* DIRECTIONS FOR THIS TASK
Reproduce all lines of the listing below in which the word "build" occurs.

* SUPPLIED MATERIAL
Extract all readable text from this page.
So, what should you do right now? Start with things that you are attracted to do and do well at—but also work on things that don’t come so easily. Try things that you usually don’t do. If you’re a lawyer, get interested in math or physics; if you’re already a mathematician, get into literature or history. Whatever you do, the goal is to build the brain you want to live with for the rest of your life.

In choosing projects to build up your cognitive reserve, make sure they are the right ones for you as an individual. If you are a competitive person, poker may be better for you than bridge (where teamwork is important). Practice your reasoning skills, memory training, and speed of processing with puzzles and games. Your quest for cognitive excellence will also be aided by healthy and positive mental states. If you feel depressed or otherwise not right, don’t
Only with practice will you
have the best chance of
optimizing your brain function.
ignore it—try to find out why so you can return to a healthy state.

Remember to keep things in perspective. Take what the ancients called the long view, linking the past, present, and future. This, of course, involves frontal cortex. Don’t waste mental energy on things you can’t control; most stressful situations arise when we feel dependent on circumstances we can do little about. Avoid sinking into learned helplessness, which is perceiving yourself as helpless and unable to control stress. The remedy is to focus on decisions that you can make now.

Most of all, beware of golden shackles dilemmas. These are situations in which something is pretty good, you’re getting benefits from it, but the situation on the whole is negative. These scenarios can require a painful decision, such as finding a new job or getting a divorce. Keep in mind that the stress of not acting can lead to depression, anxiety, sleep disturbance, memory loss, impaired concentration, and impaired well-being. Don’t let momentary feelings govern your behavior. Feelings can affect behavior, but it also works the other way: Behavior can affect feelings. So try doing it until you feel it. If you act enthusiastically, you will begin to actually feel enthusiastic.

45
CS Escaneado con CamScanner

* FINAL ANSWER
So, what should you do right now? Start with things that you are attracted to do and do well at—but also work on things that don’t come so easily. Try things that you usually don’t do. If you’re a lawyer, get interested in math or physics; if you’re already a mathematician, get into literature or history. Whatever you do, the goal is to build the brain you want to live with for the rest of your life.
In choosing projects to build up your cognitive reserve, make sure they are the right ones for you as an individual. If you are a competitive person, poker may be better for you than bridge (where teamwork is important). Practice your reasoning skills, memory training, and speed of processing with puzzles and games. Your quest for cognitive excellence will also be aided by healthy and positive mental states. If you feel depressed or otherwise not right, don’t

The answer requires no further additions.